Task description ->
Your task is to filter the data below down to the lines holding "Campaigns".

Listing ->
***
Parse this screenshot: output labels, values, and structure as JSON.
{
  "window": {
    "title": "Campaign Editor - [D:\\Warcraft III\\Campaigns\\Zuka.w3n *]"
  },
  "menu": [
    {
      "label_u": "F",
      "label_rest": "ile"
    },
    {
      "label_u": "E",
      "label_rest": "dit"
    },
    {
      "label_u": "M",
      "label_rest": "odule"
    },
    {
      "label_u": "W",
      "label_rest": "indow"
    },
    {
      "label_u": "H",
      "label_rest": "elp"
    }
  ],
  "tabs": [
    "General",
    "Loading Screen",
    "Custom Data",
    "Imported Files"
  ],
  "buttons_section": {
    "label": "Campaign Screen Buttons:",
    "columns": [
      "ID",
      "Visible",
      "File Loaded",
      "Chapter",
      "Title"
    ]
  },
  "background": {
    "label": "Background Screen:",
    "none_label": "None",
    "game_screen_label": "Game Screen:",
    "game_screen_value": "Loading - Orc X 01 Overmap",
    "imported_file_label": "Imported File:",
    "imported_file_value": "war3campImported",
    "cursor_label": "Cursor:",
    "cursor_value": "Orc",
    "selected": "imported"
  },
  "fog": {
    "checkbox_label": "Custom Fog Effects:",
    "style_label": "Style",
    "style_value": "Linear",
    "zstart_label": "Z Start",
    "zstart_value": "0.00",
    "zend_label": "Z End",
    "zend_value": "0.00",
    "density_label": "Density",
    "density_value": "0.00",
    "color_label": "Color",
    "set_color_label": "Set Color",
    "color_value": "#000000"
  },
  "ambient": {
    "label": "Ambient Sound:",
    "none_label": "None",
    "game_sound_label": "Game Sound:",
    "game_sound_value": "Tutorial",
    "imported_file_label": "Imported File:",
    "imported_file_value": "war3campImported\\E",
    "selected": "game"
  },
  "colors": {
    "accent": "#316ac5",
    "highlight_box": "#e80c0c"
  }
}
***
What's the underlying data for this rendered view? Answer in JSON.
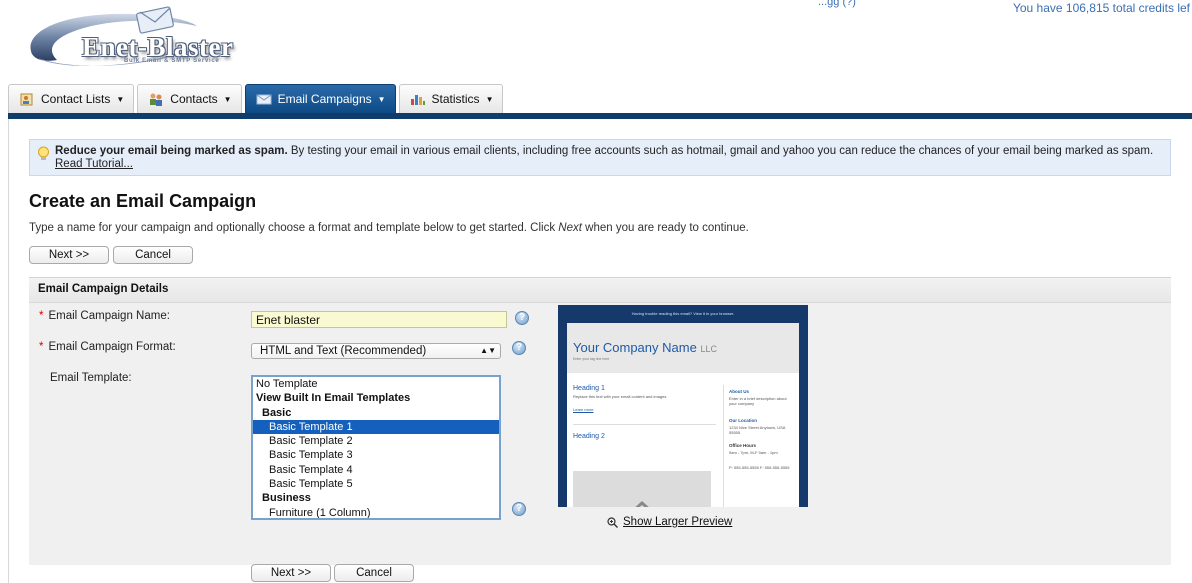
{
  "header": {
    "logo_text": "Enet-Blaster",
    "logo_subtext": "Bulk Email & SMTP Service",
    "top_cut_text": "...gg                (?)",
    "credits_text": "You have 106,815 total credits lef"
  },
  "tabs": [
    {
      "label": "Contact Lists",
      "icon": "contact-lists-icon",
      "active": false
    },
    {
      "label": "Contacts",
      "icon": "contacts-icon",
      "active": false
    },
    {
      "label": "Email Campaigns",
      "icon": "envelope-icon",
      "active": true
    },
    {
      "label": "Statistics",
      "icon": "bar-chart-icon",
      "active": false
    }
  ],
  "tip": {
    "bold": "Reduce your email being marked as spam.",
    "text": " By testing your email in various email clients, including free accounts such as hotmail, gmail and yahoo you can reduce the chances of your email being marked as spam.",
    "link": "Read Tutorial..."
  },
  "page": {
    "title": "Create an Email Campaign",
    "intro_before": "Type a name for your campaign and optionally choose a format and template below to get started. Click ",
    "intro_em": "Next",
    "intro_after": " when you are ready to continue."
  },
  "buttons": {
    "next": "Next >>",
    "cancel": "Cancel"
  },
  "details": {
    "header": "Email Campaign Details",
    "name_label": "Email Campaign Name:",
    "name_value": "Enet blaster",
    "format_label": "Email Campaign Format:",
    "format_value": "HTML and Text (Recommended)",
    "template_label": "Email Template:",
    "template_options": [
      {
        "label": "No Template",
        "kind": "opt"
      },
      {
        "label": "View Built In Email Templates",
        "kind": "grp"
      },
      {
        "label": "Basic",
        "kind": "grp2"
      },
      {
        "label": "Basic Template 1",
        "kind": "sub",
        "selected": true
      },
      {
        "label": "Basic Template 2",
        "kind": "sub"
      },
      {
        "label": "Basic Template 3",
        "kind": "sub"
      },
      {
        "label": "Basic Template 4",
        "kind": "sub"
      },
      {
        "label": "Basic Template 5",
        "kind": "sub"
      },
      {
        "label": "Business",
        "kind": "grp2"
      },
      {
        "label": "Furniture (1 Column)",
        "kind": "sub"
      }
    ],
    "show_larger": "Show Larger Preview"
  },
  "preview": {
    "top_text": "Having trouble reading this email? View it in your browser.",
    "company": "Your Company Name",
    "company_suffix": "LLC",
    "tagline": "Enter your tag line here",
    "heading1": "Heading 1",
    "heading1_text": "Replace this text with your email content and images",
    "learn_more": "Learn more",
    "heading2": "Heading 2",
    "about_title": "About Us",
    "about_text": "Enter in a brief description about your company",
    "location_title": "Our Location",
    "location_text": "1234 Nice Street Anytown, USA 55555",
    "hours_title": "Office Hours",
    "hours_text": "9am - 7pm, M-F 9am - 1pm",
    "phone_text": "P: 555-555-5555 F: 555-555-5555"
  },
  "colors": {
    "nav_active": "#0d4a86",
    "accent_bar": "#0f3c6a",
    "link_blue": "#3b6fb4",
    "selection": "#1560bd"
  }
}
***
Complete output ->
    "title": "Campaign Editor - [D:\\Warcraft III\\Campaigns\\Zuka.w3n *]"
      "label": "Email Campaigns",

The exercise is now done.